> Excerpted passage:
# # #

Purpose of the Study:

  • To develop a robust demultiplexing method, CMDdemux, capable of handling low-quality multiplexing data.
  • To improve the accuracy of distinguishing singlets, doublets, and negatives in pooled single-cell sequencing.
  • To provide visualization tools for inspecting potentially misclassified droplets.

Main Methods:

  • CMDdemux integrates hashtag and messenger RNA data for demultiplexing.
  • Key steps include within-cell centered log-ratio (CLR) normalization, K-medoids clustering, and Mahalanobis distance-based classification.
  • The method incorporates visualization tools for user inspection of droplet classifications.

Main Results:

  • CMDdemux demonstrates high accuracy in distinguishing singlets, doublets, and negatives.
  • Benchmarking shows CMDdemux consistently outperforms existing methods on both high- and low-quality datasets.
  • The method exhibits robust performance on diverse low-quality multiplexing data, even where other methods fail.

Conclusions:

  • CMDdemux offers a significant advancement in demultiplexing low-quality single-cell sequencing data.
  • The method's robustness makes it effective across various multiplexing technologies and data qualities.
  • CMDdemux enhances the reliability and throughput of pooled single-cell experiments.

# # #

> Data supplied:
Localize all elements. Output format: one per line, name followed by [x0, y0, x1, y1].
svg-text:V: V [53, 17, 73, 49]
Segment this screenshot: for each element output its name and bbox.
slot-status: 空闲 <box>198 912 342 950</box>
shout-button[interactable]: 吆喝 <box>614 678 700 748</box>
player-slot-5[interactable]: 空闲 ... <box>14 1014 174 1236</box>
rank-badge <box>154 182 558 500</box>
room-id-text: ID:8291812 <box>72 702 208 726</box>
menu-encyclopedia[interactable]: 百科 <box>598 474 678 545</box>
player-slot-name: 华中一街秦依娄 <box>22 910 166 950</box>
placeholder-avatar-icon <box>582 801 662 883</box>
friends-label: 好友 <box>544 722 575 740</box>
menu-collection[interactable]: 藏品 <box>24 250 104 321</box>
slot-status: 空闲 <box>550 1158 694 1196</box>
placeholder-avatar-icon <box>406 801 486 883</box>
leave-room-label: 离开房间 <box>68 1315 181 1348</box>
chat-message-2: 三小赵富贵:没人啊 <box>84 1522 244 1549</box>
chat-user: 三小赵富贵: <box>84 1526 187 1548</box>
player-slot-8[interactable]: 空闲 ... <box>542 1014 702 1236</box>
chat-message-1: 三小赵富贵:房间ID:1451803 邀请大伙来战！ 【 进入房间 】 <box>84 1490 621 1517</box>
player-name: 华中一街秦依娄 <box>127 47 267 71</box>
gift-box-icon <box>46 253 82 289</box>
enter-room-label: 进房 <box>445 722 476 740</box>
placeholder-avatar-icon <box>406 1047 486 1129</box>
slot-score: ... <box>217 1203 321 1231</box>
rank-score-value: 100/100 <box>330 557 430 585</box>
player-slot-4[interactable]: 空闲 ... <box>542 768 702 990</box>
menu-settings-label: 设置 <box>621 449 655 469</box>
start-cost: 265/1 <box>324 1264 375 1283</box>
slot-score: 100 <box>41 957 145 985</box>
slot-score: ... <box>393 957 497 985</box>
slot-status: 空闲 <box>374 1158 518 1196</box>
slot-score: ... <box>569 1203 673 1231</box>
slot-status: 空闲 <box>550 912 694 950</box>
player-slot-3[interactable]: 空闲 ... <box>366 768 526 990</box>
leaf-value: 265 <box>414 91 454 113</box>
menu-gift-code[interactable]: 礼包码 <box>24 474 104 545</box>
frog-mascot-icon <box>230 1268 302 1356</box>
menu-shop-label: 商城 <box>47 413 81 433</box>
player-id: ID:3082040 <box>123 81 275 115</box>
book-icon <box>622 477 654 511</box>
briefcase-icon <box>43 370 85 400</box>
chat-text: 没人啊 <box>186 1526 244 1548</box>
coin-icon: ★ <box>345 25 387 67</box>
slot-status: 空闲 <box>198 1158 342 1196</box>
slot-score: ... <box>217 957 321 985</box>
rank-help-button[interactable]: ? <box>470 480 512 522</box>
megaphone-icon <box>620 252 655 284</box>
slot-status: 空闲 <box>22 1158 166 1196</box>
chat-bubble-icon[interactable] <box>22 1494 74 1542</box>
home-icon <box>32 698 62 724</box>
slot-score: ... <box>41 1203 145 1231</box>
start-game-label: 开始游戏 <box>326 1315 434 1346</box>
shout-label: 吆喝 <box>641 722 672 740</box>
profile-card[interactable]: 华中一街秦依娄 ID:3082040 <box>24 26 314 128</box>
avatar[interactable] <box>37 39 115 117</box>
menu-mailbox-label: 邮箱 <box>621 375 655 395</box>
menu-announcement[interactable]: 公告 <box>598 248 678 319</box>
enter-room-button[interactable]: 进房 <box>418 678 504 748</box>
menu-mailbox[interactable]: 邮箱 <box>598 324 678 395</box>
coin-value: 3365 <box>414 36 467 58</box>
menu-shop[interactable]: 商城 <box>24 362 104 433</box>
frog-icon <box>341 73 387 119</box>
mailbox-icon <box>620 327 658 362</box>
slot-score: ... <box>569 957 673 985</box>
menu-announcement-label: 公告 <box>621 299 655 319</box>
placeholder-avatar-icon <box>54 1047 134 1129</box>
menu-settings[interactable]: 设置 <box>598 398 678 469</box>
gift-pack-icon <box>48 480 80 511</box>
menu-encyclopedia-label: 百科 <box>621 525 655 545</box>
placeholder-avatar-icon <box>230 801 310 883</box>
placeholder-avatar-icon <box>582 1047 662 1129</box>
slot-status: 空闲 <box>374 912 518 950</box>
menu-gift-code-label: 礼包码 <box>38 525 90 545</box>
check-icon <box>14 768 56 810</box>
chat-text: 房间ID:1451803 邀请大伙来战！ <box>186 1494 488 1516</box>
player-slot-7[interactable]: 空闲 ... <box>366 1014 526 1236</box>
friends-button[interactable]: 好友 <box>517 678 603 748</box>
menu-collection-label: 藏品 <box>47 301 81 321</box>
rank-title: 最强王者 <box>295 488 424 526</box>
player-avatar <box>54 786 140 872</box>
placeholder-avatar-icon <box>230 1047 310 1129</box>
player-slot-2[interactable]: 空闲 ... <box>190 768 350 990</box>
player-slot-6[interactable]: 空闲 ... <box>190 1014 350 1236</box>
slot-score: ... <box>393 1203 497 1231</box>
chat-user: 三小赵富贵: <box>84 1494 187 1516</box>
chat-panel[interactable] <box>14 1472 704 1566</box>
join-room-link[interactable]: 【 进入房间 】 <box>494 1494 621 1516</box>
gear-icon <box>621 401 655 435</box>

# # #

> What to do:
Retype the CMDdemux summary from "Purpose of the" up to and including "pooled single-cell sequencing.".

> Response for this exercise:
Purpose of the Study:

  • To develop a robust demultiplexing method, CMDdemux, capable of handling low-quality multiplexing data.
  • To improve the accuracy of distinguishing singlets, doublets, and negatives in pooled single-cell sequencing.